» AIM: Look through the material below. Copy every line with the string "Wait" in it.

» EXTRACTED RECORDS:
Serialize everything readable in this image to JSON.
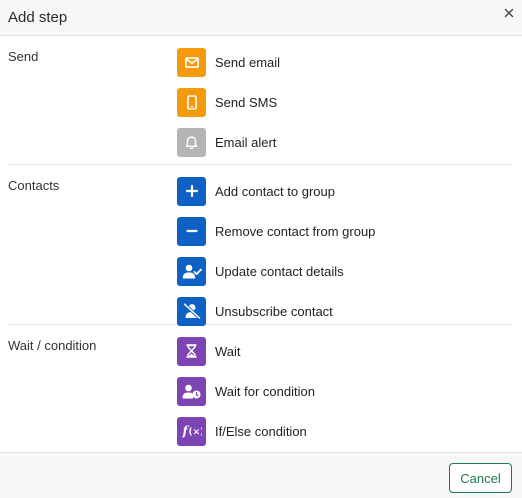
{
  "dialog": {
    "title": "Add step",
    "close_label": "×",
    "cancel_label": "Cancel"
  },
  "colors": {
    "orange": "#f59a0c",
    "gray": "#b5b5b5",
    "blue": "#0e62c6",
    "purple": "#7d45b4",
    "cancel_border": "#1f7a4d"
  },
  "sections": [
    {
      "label": "Send",
      "items": [
        {
          "label": "Send email",
          "icon": "envelope-icon",
          "color": "#f59a0c"
        },
        {
          "label": "Send SMS",
          "icon": "phone-icon",
          "color": "#f59a0c"
        },
        {
          "label": "Email alert",
          "icon": "bell-icon",
          "color": "#b5b5b5"
        }
      ]
    },
    {
      "label": "Contacts",
      "items": [
        {
          "label": "Add contact to group",
          "icon": "plus-icon",
          "color": "#0e62c6"
        },
        {
          "label": "Remove contact from group",
          "icon": "minus-icon",
          "color": "#0e62c6"
        },
        {
          "label": "Update contact details",
          "icon": "user-check-icon",
          "color": "#0e62c6"
        },
        {
          "label": "Unsubscribe contact",
          "icon": "user-off-icon",
          "color": "#0e62c6"
        }
      ]
    },
    {
      "label": "Wait / condition",
      "items": [
        {
          "label": "Wait",
          "icon": "hourglass-icon",
          "color": "#7d45b4"
        },
        {
          "label": "Wait for condition",
          "icon": "user-clock-icon",
          "color": "#7d45b4"
        },
        {
          "label": "If/Else condition",
          "icon": "function-icon",
          "color": "#7d45b4"
        }
      ]
    }
  ]
}
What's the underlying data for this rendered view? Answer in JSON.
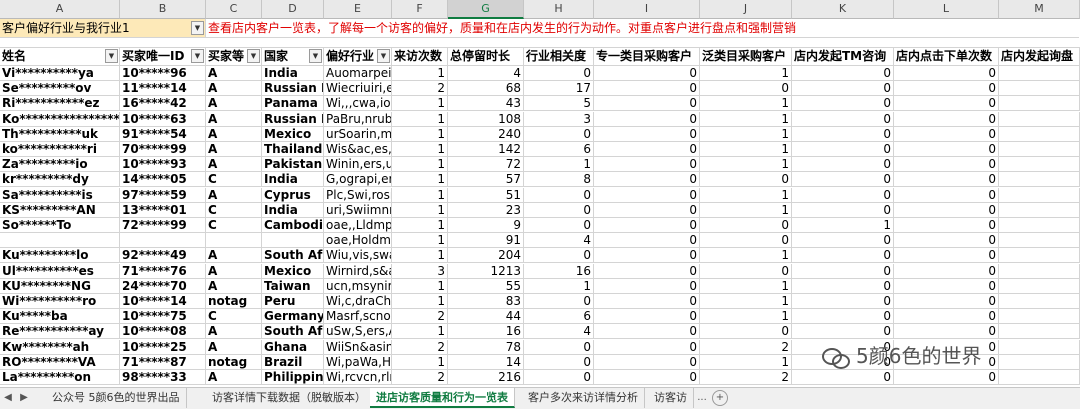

» FINAL RESULT:
      "label": "Wait / condition",
          "label": "Wait",
          "label": "Wait for condition",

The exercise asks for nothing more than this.